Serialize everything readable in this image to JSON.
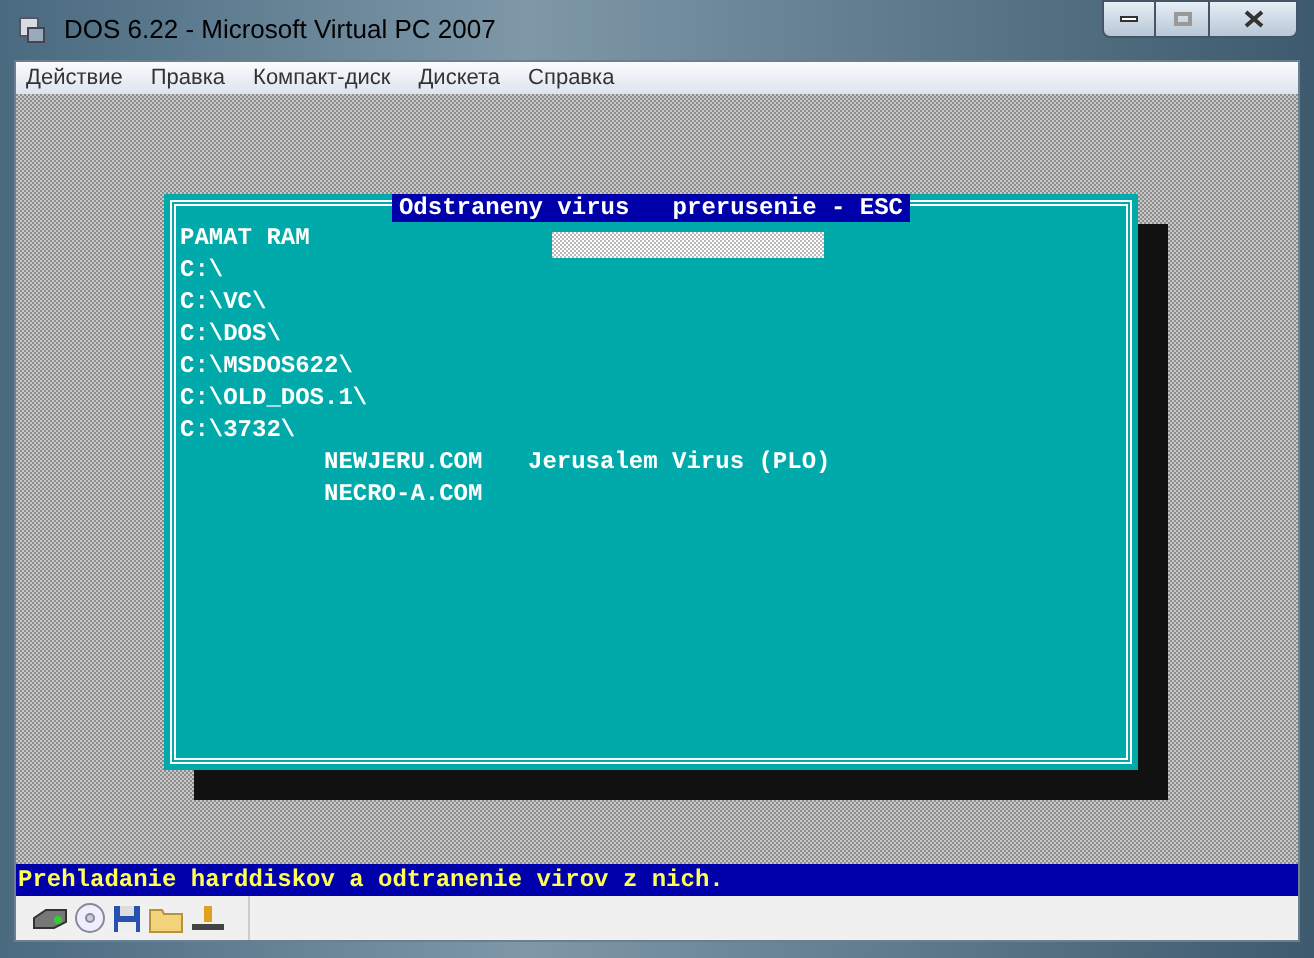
{
  "window": {
    "title": "DOS 6.22 - Microsoft Virtual PC 2007"
  },
  "menu": [
    "Действие",
    "Правка",
    "Компакт-диск",
    "Дискета",
    "Справка"
  ],
  "dialog": {
    "title": "Odstraneny virus   prerusenie - ESC",
    "lines": [
      {
        "path": "PAMAT RAM"
      },
      {
        "path": "C:\\"
      },
      {
        "path": "C:\\VC\\"
      },
      {
        "path": "C:\\DOS\\"
      },
      {
        "path": "C:\\MSDOS622\\"
      },
      {
        "path": "C:\\OLD_DOS.1\\"
      },
      {
        "path": "C:\\3732\\",
        "files": [
          {
            "name": "NEWJERU.COM",
            "virus": "Jerusalem Virus (PLO)"
          },
          {
            "name": "NECRO-A.COM"
          }
        ]
      }
    ]
  },
  "status_line": "Prehladanie harddiskov a odtranenie virov z nich."
}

********

Task prompt: Output the material above word for word. Leave out its images.

Exercise result:
Serialize everything readable in this image to JSON.
{
  "window": {
    "title": "DOS 6.22 - Microsoft Virtual PC 2007"
  },
  "menu": [
    "Действие",
    "Правка",
    "Компакт-диск",
    "Дискета",
    "Справка"
  ],
  "dialog": {
    "title": "Odstraneny virus   prerusenie - ESC",
    "lines": [
      {
        "path": "PAMAT RAM"
      },
      {
        "path": "C:\\"
      },
      {
        "path": "C:\\VC\\"
      },
      {
        "path": "C:\\DOS\\"
      },
      {
        "path": "C:\\MSDOS622\\"
      },
      {
        "path": "C:\\OLD_DOS.1\\"
      },
      {
        "path": "C:\\3732\\",
        "files": [
          {
            "name": "NEWJERU.COM",
            "virus": "Jerusalem Virus (PLO)"
          },
          {
            "name": "NECRO-A.COM"
          }
        ]
      }
    ]
  },
  "status_line": "Prehladanie harddiskov a odtranenie virov z nich."
}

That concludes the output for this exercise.